## STORED RECORDS
+ + + + + + +

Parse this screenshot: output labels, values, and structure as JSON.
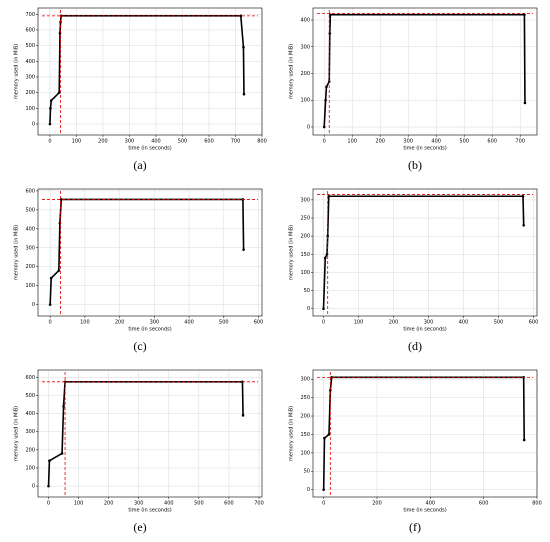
{
  "chart_data": [
    {
      "type": "line",
      "caption": "(a)",
      "xlabel": "time (in seconds)",
      "ylabel": "memory used (in MiB)",
      "x": [
        0,
        2,
        5,
        35,
        38,
        40,
        42,
        720,
        730,
        732
      ],
      "values": [
        0,
        100,
        150,
        200,
        580,
        650,
        690,
        690,
        490,
        190
      ],
      "xlim": [
        -45,
        800
      ],
      "ylim": [
        -70,
        740
      ],
      "xticks": [
        0,
        100,
        200,
        300,
        400,
        500,
        600,
        700,
        800
      ],
      "yticks": [
        0,
        100,
        200,
        300,
        400,
        500,
        600,
        700
      ],
      "grid": true,
      "color": "#000000",
      "ref_color": "#e00000",
      "ref_y": 690,
      "ref_x": 40
    },
    {
      "type": "line",
      "caption": "(b)",
      "xlabel": "time (in seconds)",
      "ylabel": "memory used (in MiB)",
      "x": [
        0,
        5,
        8,
        18,
        20,
        22,
        715,
        717
      ],
      "values": [
        0,
        100,
        150,
        170,
        350,
        420,
        420,
        90
      ],
      "xlim": [
        -40,
        760
      ],
      "ylim": [
        -30,
        445
      ],
      "xticks": [
        0,
        100,
        200,
        300,
        400,
        500,
        600,
        700
      ],
      "yticks": [
        0,
        100,
        200,
        300,
        400
      ],
      "grid": true,
      "color": "#000000",
      "ref_color": "#e00000",
      "ref_y": 425,
      "ref_x": 18
    },
    {
      "type": "line",
      "caption": "(c)",
      "xlabel": "time (in seconds)",
      "ylabel": "memory used (in MiB)",
      "x": [
        0,
        3,
        25,
        28,
        32,
        555,
        557
      ],
      "values": [
        0,
        140,
        180,
        430,
        555,
        555,
        290
      ],
      "xlim": [
        -35,
        610
      ],
      "ylim": [
        -60,
        610
      ],
      "xticks": [
        0,
        100,
        200,
        300,
        400,
        500,
        600
      ],
      "yticks": [
        0,
        100,
        200,
        300,
        400,
        500,
        600
      ],
      "grid": true,
      "color": "#000000",
      "ref_color": "#e00000",
      "ref_y": 555,
      "ref_x": 30
    },
    {
      "type": "line",
      "caption": "(d)",
      "xlabel": "time (in seconds)",
      "ylabel": "memory used (in MiB)",
      "x": [
        0,
        5,
        10,
        12,
        15,
        570,
        572
      ],
      "values": [
        0,
        140,
        150,
        200,
        310,
        310,
        230
      ],
      "xlim": [
        -30,
        610
      ],
      "ylim": [
        -20,
        330
      ],
      "xticks": [
        0,
        100,
        200,
        300,
        400,
        500,
        600
      ],
      "yticks": [
        0,
        50,
        100,
        150,
        200,
        250,
        300
      ],
      "grid": true,
      "color": "#000000",
      "ref_color": "#e00000",
      "ref_y": 315,
      "ref_x": 12
    },
    {
      "type": "line",
      "caption": "(e)",
      "xlabel": "time (in seconds)",
      "ylabel": "memory used (in MiB)",
      "x": [
        0,
        3,
        45,
        50,
        55,
        645,
        647
      ],
      "values": [
        0,
        140,
        180,
        440,
        575,
        575,
        390
      ],
      "xlim": [
        -35,
        710
      ],
      "ylim": [
        -60,
        640
      ],
      "xticks": [
        0,
        100,
        200,
        300,
        400,
        500,
        600,
        700
      ],
      "yticks": [
        0,
        100,
        200,
        300,
        400,
        500,
        600
      ],
      "grid": true,
      "color": "#000000",
      "ref_color": "#e00000",
      "ref_y": 575,
      "ref_x": 55
    },
    {
      "type": "line",
      "caption": "(f)",
      "xlabel": "time (in seconds)",
      "ylabel": "memory used (in MiB)",
      "x": [
        0,
        3,
        20,
        25,
        30,
        750,
        752
      ],
      "values": [
        0,
        140,
        150,
        270,
        305,
        305,
        135
      ],
      "xlim": [
        -40,
        800
      ],
      "ylim": [
        -20,
        325
      ],
      "xticks": [
        0,
        200,
        400,
        600,
        800
      ],
      "yticks": [
        0,
        50,
        100,
        150,
        200,
        250,
        300
      ],
      "grid": true,
      "color": "#000000",
      "ref_color": "#e00000",
      "ref_y": 305,
      "ref_x": 25
    }
  ]
}
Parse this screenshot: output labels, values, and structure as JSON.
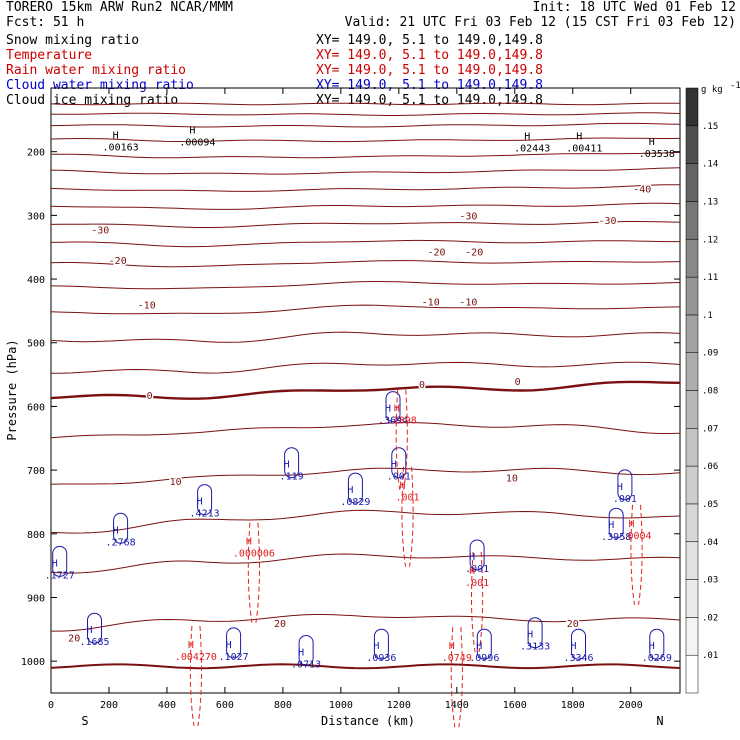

+ + + + + + +

Copy out the whole listing exactly, and don't carry over any pictures.

## FINISHED ANSWER
Parse this screenshot: output labels, values, and structure as JSON.
{
  "chart_data": [
    {
      "type": "line",
      "caption": "(a)",
      "xlabel": "time (in seconds)",
      "ylabel": "memory used (in MiB)",
      "x": [
        0,
        2,
        5,
        35,
        38,
        40,
        42,
        720,
        730,
        732
      ],
      "values": [
        0,
        100,
        150,
        200,
        580,
        650,
        690,
        690,
        490,
        190
      ],
      "xlim": [
        -45,
        800
      ],
      "ylim": [
        -70,
        740
      ],
      "xticks": [
        0,
        100,
        200,
        300,
        400,
        500,
        600,
        700,
        800
      ],
      "yticks": [
        0,
        100,
        200,
        300,
        400,
        500,
        600,
        700
      ],
      "grid": true,
      "color": "#000000",
      "ref_color": "#e00000",
      "ref_y": 690,
      "ref_x": 40
    },
    {
      "type": "line",
      "caption": "(b)",
      "xlabel": "time (in seconds)",
      "ylabel": "memory used (in MiB)",
      "x": [
        0,
        5,
        8,
        18,
        20,
        22,
        715,
        717
      ],
      "values": [
        0,
        100,
        150,
        170,
        350,
        420,
        420,
        90
      ],
      "xlim": [
        -40,
        760
      ],
      "ylim": [
        -30,
        445
      ],
      "xticks": [
        0,
        100,
        200,
        300,
        400,
        500,
        600,
        700
      ],
      "yticks": [
        0,
        100,
        200,
        300,
        400
      ],
      "grid": true,
      "color": "#000000",
      "ref_color": "#e00000",
      "ref_y": 425,
      "ref_x": 18
    },
    {
      "type": "line",
      "caption": "(c)",
      "xlabel": "time (in seconds)",
      "ylabel": "memory used (in MiB)",
      "x": [
        0,
        3,
        25,
        28,
        32,
        555,
        557
      ],
      "values": [
        0,
        140,
        180,
        430,
        555,
        555,
        290
      ],
      "xlim": [
        -35,
        610
      ],
      "ylim": [
        -60,
        610
      ],
      "xticks": [
        0,
        100,
        200,
        300,
        400,
        500,
        600
      ],
      "yticks": [
        0,
        100,
        200,
        300,
        400,
        500,
        600
      ],
      "grid": true,
      "color": "#000000",
      "ref_color": "#e00000",
      "ref_y": 555,
      "ref_x": 30
    },
    {
      "type": "line",
      "caption": "(d)",
      "xlabel": "time (in seconds)",
      "ylabel": "memory used (in MiB)",
      "x": [
        0,
        5,
        10,
        12,
        15,
        570,
        572
      ],
      "values": [
        0,
        140,
        150,
        200,
        310,
        310,
        230
      ],
      "xlim": [
        -30,
        610
      ],
      "ylim": [
        -20,
        330
      ],
      "xticks": [
        0,
        100,
        200,
        300,
        400,
        500,
        600
      ],
      "yticks": [
        0,
        50,
        100,
        150,
        200,
        250,
        300
      ],
      "grid": true,
      "color": "#000000",
      "ref_color": "#e00000",
      "ref_y": 315,
      "ref_x": 12
    },
    {
      "type": "line",
      "caption": "(e)",
      "xlabel": "time (in seconds)",
      "ylabel": "memory used (in MiB)",
      "x": [
        0,
        3,
        45,
        50,
        55,
        645,
        647
      ],
      "values": [
        0,
        140,
        180,
        440,
        575,
        575,
        390
      ],
      "xlim": [
        -35,
        710
      ],
      "ylim": [
        -60,
        640
      ],
      "xticks": [
        0,
        100,
        200,
        300,
        400,
        500,
        600,
        700
      ],
      "yticks": [
        0,
        100,
        200,
        300,
        400,
        500,
        600
      ],
      "grid": true,
      "color": "#000000",
      "ref_color": "#e00000",
      "ref_y": 575,
      "ref_x": 55
    },
    {
      "type": "line",
      "caption": "(f)",
      "xlabel": "time (in seconds)",
      "ylabel": "memory used (in MiB)",
      "x": [
        0,
        3,
        20,
        25,
        30,
        750,
        752
      ],
      "values": [
        0,
        140,
        150,
        270,
        305,
        305,
        135
      ],
      "xlim": [
        -40,
        800
      ],
      "ylim": [
        -20,
        325
      ],
      "xticks": [
        0,
        200,
        400,
        600,
        800
      ],
      "yticks": [
        0,
        50,
        100,
        150,
        200,
        250,
        300
      ],
      "grid": true,
      "color": "#000000",
      "ref_color": "#e00000",
      "ref_y": 305,
      "ref_x": 25
    }
  ]
}
Parse this screenshot: output labels, values, and structure as JSON.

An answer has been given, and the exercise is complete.